Wings Magazine

News
Aircraft that conquered the north celebrated in exhibit

Oct. 28, 2013, Winnipeg - Only a few generations ago, northern Canada was largely unknown and unmapped. As the era of flight dawned, a few brave pilots took to the skies with little more than a wing and a prayer, hauling goods and people to remote, frozen communities with almost no protection from the elements.


October 28, 2013  By The Canadian Press

The derring-do era of the bush pilot is
celebrated at the Western Canada Aviation Museum, an 8,500-square-metre
trip back in time that sits near Winnipeg's James Armstrong Richardson
International Airport.

Some of the museum's earliest planes look
jerry-rigged — a cross between a flying boat and a snowmobile, with an
unheated cockpit and landing gear adapted to a region where airstrips
were few and far between.

Advertisement

"When (pioneering bush pilot) Fred Stevenson
took off on his very first flight, he had a plane that had no skis, and
of course there were no airports up north. So what he did was put a
couple of toboggans under the wheels," Shirley Render, the museum's
executive director, said during a recent tour.
------------------------------
> GIVEN PROBLEM 1: In the article about the bush pilot exhibit, where is the Western Canada Aviation Museum located?
> GIVEN PROBLEM 2: Echo the bush pilot article from "Oct. 28, 2013, Winnipeg" up to and including "International Airport.".
> GIVEN PROBLEM 3: According to the bush pilot article, why did Fred Stevenson put toboggans under his plane's wheels on his very first flight?

> SUPPLIED INFORMATION:
------------------------------
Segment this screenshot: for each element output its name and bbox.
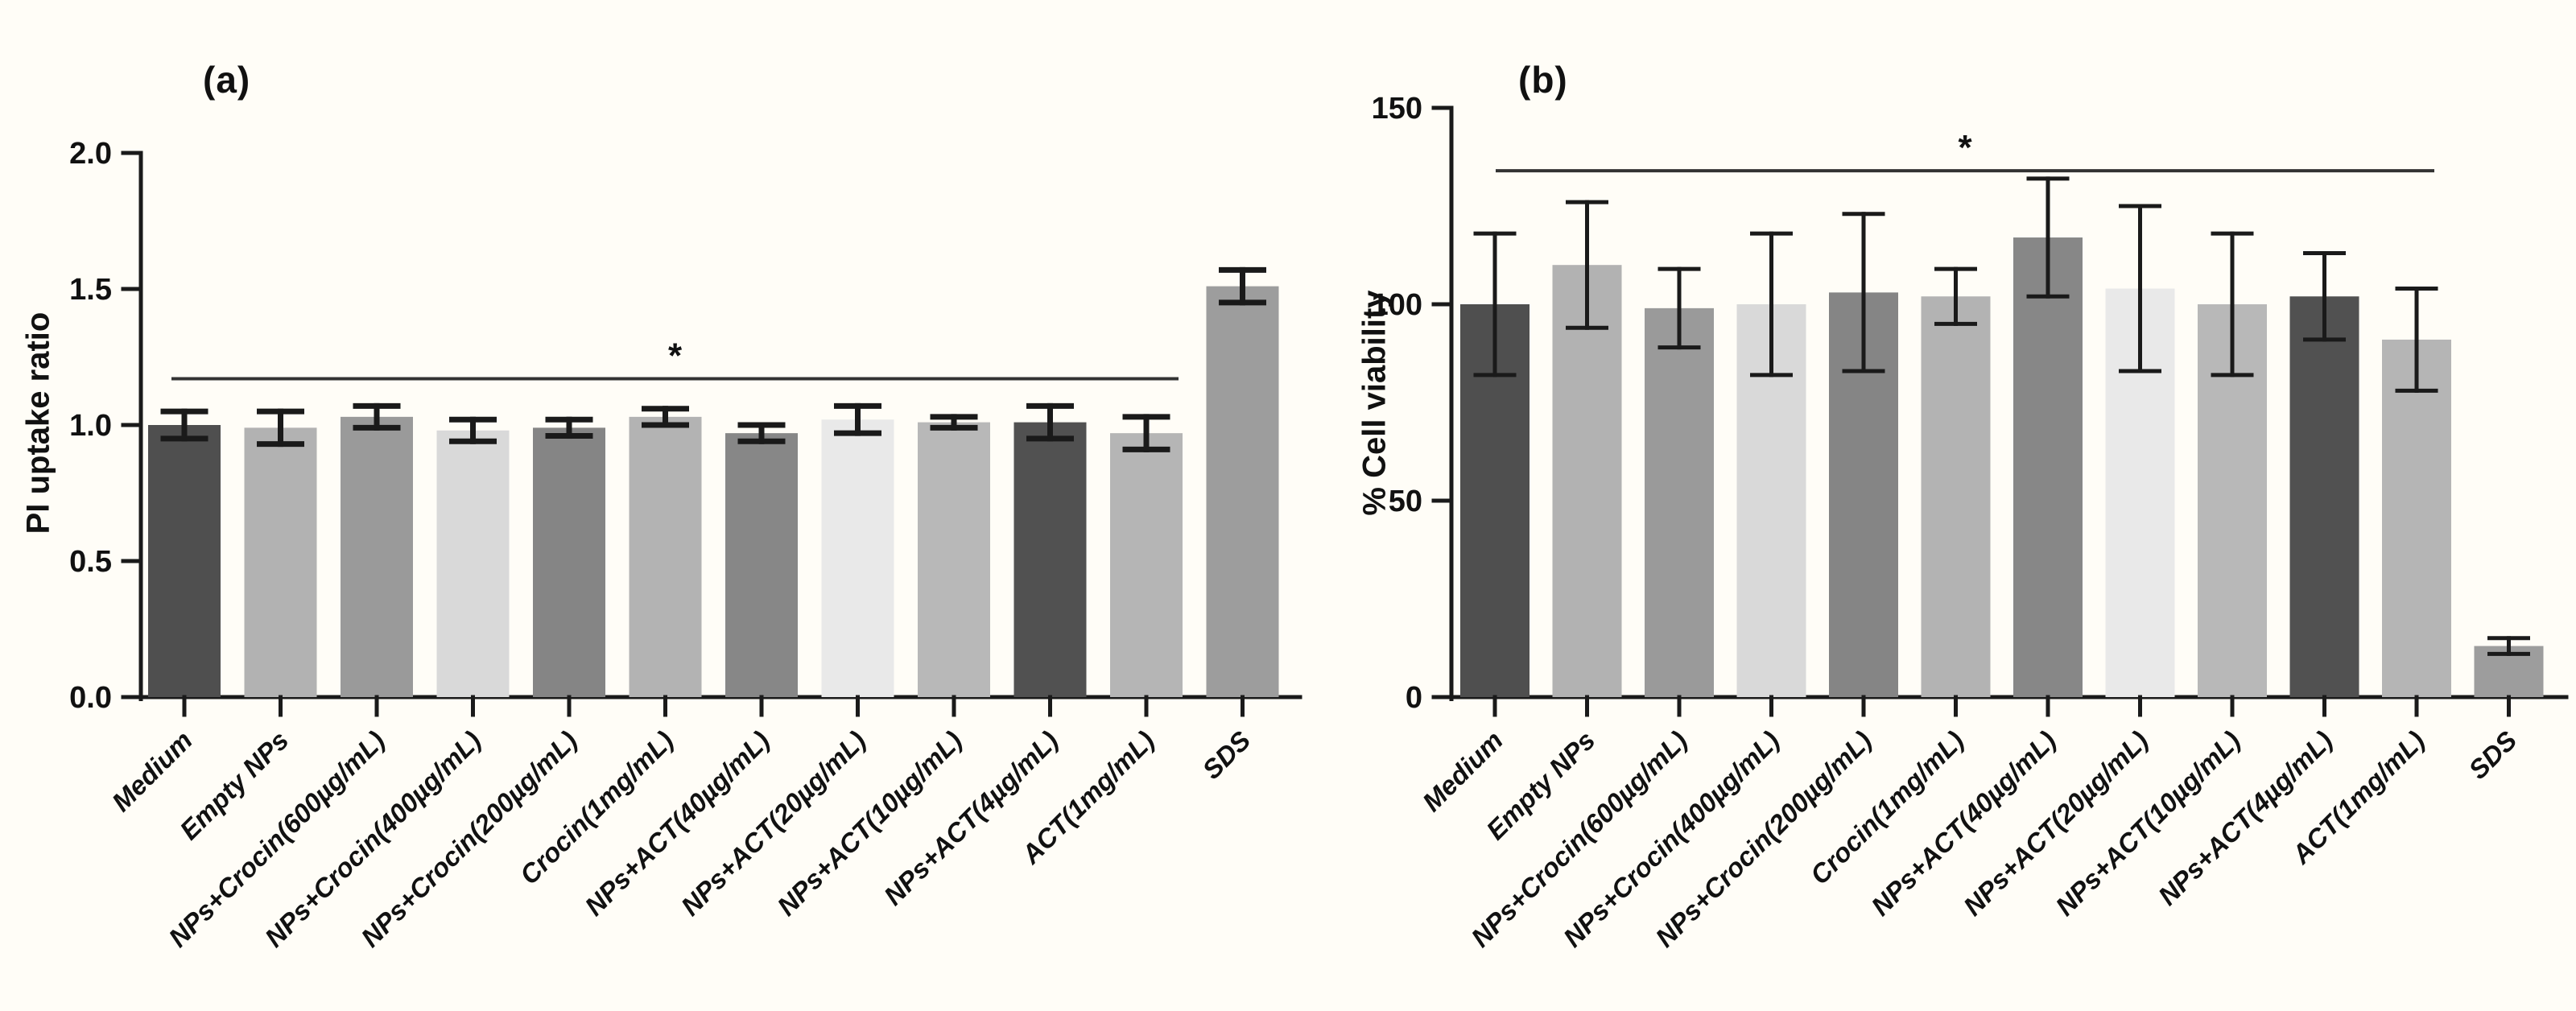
------------------------------
> EXERCISE RESULT 1: Near Winnipeg's James Armstrong Richardson International Airport.

> EXERCISE RESULT 2:
Oct. 28, 2013, Winnipeg - Only a few generations ago, northern Canada was largely unknown and unmapped. As the era of flight dawned, a few brave pilots took to the skies with little more than a wing and a prayer, hauling goods and people to remote, frozen communities with almost no protection from the elements.


October 28, 2013  By The Canadian Press

The derring-do era of the bush pilot is
celebrated at the Western Canada Aviation Museum, an 8,500-square-metre
trip back in time that sits near Winnipeg's James Armstrong Richardson
International Airport.

> EXERCISE RESULT 3: His plane had no skis, and there were no airports up north. So he put a couple of toboggans under the wheels.